::: TEXT BLOCK :::
At present, nix store sign can’t be invoked without being in trustedUsers. Being in trustedUsers is effectively equivalent to having root on the host.
For a lot of operations, I understand the root equivalency. I’m a little less clear on how this applies to nix store sign, and whether I can safely provide that access to an automated build account that isn’t trusted with anything truly root-equivalent. (Granted, Nix itself doesn’t seem to currently support more fine-grained privileges, but with a carefully-written setuid wrapper that should be avoidable).
Doesn’t access to a private key itself demonstrate permission to use that key? At that point, the threats I still see are denial-of-service type (adding unnecessary signatures by new, untrusted keys to use up storage or the like) rather than anything that necessarily conveys privilege escalation.
The real-world use case is that I’d like to give a CI-type process the ability to sign completed builds, without giving it privilege escalation capabilies directly.
Well, yes, of course. As I said before, I consider access to the private key to be completely equivalent to being able to sign content with that key. Someone who had the key but wasn’t in trusted-users could still connect directly to the shared store and upload incorrectly-signed binaries that way; trusted-users isn’t really doing anything important.
Ultimately I think you’re right. An untrusted user with access to the key is effectively trusted because they can always build and sign elsewhere, and then import. I guess the thinking is that an untrusted user should not have access to the key, so why would we allow them to sign stuff? Which is fair enough, if ineffective at providing any extra real security
The reason I’m unhappy here is that it’s both (1) not providing real security, and (2) requiring workarounds that could weaken real security if done improperly: If I want an account to be able to perform signing only when it has access to the private key material but to have none of the other privileges trusted-users confers, setting up a setuid wrapper to conditionally grant access only to the relevant command is tricky and sensitive work that wouldn’t be necessary.
(I suppose what I’m hoping to get out of this would be a response to the effect of “there’s a good chance a PR adding a configuration knob to specify a separate signing-users list would be accepted” or otherwise a proposal for a concrete workaround that’s less tetchy to implement).
I guess I’m not seeing what you’re trying to secure here. There is no context where it is safe for a user to sign paths but not safe for them to be a trusted user. The two are one and the same.
In my case, I have a user that’s only provided with access to a private key when that account has a good reason to perform a signing operation. I’d prefer that this account not have any extra privileges at any other time (and that the extra privileges it has when performing signing be only the minimum unavoidable in said context).
::: RECORDS SHOWN :::
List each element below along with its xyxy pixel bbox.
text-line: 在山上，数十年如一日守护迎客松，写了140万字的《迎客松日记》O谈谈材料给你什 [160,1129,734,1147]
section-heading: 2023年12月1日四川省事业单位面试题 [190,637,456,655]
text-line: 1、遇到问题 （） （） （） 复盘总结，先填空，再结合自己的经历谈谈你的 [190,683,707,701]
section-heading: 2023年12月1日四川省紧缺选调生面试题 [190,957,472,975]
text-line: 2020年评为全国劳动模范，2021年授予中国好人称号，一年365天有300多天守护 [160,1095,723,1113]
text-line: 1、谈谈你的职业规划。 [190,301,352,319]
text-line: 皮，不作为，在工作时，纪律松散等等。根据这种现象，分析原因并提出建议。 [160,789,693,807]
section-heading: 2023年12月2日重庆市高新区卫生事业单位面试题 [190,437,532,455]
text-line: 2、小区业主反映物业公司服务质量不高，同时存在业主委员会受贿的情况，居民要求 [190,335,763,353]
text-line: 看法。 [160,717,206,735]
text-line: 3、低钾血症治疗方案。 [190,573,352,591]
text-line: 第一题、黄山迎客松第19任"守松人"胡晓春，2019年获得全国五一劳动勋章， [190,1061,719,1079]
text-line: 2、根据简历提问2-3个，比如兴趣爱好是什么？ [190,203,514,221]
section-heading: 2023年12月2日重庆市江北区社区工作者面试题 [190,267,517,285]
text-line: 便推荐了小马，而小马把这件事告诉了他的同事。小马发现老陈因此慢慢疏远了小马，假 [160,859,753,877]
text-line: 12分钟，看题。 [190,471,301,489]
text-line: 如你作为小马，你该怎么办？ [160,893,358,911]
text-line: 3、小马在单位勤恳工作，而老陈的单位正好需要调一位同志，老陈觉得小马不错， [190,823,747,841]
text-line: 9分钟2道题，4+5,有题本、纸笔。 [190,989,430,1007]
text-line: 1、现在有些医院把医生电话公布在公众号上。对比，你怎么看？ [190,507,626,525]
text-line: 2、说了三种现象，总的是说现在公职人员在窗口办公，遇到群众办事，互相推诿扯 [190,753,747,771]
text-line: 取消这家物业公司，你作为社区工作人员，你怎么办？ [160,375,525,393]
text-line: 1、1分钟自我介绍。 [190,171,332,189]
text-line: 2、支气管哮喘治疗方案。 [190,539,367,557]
:::
In the discussion about nix store sign, what is being in trustedUsers said to be effectively equivalent to? These entries have nothing to do with the text.

Having root on the host.